**The request**
Which lines include the word "Anomalous"? Copy each of them.
----- Data shown -----
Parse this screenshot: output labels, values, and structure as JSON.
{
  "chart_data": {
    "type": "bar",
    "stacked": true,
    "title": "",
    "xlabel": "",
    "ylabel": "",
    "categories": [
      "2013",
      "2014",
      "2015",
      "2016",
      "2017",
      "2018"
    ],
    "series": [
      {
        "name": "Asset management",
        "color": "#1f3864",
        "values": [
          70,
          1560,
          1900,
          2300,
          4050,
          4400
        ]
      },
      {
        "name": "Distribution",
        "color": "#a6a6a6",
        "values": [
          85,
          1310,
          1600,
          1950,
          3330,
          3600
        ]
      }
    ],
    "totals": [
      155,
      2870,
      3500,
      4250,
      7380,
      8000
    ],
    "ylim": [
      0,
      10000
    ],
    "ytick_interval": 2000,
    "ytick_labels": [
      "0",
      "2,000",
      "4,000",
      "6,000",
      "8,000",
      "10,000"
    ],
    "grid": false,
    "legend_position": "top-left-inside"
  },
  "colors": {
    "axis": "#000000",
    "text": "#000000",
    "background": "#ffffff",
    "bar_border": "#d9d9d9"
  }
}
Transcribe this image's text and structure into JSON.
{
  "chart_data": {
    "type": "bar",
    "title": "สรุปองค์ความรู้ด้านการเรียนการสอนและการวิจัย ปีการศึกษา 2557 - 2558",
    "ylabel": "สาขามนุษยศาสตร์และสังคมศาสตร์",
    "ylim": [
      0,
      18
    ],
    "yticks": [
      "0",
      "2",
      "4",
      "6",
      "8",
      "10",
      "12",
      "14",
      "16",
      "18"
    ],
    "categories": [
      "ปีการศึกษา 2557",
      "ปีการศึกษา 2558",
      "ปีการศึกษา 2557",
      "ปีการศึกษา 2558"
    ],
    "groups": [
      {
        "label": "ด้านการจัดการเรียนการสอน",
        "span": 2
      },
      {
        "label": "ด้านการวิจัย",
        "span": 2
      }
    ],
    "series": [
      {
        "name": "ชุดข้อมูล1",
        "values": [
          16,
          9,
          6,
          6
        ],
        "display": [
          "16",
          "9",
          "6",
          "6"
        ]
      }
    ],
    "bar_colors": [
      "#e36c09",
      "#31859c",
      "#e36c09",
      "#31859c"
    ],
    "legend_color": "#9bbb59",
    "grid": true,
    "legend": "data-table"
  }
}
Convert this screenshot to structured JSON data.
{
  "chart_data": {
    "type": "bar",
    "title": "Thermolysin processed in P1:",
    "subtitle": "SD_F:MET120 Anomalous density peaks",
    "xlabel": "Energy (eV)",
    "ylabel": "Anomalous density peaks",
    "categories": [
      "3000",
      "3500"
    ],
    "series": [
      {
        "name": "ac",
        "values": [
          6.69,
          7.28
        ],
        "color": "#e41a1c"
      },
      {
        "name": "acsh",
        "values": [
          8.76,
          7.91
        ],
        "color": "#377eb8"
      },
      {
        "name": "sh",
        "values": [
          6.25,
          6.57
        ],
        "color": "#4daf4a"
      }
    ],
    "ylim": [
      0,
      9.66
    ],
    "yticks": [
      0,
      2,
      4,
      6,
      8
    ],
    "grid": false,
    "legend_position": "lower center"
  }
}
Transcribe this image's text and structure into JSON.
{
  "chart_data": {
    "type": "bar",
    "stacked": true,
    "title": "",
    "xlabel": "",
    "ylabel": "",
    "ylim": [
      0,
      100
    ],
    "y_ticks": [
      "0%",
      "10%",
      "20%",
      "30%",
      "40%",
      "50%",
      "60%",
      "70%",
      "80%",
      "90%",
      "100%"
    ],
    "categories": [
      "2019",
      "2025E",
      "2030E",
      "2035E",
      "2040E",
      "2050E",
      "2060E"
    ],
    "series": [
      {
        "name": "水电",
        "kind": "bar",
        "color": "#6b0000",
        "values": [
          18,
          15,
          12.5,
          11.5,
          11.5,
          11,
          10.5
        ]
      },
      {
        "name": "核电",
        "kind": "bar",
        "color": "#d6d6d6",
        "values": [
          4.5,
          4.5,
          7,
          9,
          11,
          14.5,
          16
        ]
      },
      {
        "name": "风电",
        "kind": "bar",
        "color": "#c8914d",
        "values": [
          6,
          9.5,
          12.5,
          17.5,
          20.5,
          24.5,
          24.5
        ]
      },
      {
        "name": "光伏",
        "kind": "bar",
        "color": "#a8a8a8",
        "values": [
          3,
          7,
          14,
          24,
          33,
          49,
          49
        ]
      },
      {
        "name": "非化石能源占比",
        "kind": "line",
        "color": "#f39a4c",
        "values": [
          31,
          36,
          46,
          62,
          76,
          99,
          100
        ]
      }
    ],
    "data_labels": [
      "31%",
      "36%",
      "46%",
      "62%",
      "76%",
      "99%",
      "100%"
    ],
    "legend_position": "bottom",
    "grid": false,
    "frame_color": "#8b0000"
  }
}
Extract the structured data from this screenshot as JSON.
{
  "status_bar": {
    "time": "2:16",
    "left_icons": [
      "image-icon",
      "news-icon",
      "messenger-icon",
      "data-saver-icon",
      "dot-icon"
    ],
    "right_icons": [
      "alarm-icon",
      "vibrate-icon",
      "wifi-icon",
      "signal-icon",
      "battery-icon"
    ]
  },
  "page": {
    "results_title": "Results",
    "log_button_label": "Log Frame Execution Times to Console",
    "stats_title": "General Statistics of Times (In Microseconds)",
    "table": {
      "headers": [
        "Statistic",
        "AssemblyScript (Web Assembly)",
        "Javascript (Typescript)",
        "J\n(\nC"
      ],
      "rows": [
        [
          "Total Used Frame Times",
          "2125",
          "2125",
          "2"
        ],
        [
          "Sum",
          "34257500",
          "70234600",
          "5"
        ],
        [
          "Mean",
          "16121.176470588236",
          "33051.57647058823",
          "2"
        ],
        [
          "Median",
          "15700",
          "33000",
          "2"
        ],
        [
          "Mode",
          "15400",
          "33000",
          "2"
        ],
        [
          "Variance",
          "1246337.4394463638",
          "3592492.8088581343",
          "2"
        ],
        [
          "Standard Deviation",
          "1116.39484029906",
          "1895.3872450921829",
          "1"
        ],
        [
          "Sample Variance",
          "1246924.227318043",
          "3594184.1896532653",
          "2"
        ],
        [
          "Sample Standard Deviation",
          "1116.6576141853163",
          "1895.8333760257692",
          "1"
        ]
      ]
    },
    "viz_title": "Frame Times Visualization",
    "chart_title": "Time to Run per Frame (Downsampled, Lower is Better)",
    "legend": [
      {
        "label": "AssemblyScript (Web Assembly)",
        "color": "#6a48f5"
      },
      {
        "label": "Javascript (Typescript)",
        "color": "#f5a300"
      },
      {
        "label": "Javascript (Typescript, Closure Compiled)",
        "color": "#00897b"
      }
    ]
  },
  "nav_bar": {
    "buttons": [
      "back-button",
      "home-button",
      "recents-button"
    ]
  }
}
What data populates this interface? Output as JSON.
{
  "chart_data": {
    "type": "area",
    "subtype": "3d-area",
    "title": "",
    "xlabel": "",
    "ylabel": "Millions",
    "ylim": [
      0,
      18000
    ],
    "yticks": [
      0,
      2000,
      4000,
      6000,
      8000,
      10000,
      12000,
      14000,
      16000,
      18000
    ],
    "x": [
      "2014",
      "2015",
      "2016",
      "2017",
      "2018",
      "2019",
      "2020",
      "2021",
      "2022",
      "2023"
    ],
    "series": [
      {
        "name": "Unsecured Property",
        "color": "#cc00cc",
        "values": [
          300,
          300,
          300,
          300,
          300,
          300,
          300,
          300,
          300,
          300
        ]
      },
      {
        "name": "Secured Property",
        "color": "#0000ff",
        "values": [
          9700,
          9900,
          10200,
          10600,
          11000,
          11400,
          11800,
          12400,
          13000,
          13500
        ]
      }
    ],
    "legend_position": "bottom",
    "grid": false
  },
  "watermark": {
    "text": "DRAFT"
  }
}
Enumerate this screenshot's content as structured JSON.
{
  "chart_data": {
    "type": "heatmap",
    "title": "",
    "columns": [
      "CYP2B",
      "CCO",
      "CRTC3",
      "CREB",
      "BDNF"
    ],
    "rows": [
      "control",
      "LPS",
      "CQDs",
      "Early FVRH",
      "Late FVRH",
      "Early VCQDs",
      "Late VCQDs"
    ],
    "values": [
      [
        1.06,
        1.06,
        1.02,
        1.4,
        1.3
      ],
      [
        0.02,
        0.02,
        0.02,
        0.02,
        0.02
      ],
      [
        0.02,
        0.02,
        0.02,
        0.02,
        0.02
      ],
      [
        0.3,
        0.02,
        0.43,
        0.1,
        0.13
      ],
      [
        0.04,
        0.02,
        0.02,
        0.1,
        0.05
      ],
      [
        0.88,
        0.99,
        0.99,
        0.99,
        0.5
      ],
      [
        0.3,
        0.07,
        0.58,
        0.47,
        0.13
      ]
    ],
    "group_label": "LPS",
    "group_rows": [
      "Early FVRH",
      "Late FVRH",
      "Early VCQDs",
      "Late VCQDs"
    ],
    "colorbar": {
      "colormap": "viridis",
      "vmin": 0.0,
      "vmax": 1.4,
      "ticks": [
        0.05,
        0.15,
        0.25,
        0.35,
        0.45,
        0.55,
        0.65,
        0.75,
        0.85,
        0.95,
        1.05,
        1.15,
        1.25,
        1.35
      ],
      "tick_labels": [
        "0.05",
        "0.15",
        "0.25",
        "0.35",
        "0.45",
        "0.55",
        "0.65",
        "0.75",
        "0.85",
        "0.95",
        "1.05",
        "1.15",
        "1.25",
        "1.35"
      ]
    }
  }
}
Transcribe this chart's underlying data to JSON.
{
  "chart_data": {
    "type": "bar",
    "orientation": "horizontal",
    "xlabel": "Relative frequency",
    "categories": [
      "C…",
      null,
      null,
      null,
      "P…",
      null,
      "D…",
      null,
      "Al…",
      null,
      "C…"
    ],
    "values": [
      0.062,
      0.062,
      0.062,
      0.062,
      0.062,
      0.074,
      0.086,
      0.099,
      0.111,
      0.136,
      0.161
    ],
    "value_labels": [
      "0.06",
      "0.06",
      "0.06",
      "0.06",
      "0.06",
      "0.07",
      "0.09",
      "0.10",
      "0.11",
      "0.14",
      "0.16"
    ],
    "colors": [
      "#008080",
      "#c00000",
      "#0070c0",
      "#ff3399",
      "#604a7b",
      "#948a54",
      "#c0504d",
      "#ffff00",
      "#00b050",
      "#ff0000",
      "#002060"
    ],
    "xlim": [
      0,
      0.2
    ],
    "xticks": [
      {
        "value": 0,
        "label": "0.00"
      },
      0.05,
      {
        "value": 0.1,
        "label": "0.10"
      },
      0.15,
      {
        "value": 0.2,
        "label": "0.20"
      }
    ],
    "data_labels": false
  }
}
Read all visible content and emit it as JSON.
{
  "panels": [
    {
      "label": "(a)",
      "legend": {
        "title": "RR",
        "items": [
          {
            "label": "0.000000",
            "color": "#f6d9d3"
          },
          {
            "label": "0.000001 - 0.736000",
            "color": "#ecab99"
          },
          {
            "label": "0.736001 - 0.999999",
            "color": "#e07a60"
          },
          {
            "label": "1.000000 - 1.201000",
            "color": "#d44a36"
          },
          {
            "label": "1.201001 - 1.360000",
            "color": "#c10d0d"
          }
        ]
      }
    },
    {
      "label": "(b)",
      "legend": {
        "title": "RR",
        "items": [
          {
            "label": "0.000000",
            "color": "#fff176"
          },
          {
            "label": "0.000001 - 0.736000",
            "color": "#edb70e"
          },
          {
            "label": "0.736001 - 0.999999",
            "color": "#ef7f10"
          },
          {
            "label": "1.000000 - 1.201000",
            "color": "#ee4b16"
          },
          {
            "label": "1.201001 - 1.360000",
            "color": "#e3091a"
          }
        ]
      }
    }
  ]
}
-----
**Final result**
    "subtitle": "SD_F:MET120 Anomalous density peaks",
    "ylabel": "Anomalous density peaks",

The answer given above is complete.